Dataset excerpt
* * * * * * * * *
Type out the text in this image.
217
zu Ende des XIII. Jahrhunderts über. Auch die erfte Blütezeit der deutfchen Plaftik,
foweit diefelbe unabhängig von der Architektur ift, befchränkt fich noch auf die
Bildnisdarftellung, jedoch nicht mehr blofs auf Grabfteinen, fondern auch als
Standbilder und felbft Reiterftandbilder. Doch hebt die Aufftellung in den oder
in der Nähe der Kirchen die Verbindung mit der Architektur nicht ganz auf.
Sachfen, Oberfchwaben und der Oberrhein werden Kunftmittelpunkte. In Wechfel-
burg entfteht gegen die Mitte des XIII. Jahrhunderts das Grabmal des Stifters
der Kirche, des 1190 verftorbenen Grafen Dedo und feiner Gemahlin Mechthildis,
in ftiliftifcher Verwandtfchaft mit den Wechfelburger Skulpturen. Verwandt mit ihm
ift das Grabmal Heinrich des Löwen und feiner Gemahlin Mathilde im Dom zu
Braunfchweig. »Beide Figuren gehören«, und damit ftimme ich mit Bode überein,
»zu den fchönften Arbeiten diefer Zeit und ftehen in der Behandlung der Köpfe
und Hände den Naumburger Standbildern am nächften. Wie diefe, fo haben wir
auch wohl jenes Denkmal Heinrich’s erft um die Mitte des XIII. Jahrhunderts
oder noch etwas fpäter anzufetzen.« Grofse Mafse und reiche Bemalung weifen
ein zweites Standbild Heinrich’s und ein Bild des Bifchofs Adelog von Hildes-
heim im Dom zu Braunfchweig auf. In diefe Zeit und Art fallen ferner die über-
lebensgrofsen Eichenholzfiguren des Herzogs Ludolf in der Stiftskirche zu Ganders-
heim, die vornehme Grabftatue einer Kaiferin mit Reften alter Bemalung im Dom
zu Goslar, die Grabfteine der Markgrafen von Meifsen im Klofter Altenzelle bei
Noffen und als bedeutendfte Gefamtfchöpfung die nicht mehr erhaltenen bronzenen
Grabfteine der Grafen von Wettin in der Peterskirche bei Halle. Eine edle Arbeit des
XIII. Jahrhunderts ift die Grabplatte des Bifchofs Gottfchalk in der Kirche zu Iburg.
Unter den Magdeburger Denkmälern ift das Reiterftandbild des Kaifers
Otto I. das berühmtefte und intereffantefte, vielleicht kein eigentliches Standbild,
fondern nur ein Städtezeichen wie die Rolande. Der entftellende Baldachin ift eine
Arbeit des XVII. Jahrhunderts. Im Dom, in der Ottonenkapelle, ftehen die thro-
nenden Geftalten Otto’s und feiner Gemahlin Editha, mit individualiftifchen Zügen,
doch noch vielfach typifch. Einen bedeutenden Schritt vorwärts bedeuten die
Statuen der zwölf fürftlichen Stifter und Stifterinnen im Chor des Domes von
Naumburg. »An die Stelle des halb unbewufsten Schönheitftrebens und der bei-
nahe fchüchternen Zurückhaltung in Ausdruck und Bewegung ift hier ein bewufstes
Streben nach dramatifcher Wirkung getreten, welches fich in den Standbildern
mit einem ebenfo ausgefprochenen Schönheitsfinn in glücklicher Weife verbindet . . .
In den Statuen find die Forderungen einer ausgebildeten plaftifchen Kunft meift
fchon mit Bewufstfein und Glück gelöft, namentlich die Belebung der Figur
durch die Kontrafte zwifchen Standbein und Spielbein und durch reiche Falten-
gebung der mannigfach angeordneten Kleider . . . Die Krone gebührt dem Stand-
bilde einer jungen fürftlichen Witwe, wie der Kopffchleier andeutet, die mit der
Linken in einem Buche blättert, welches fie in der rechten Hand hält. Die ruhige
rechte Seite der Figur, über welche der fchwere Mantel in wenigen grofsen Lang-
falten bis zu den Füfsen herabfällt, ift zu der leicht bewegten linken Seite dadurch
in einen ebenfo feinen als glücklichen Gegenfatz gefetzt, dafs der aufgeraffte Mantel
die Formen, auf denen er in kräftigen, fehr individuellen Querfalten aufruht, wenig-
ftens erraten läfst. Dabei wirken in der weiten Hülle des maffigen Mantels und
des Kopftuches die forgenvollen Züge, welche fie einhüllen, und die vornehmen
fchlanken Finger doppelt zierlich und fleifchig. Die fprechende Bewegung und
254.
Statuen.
* * * * * * * * *
Request => Find the word "Bifchofs" in the entries, and copy every line it shows up in.

Response =>
ein zweites Standbild Heinrich’s und ein Bild des Bifchofs Adelog von Hildes-
XIII. Jahrhunderts ift die Grabplatte des Bifchofs Gottfchalk in der Kirche zu Iburg.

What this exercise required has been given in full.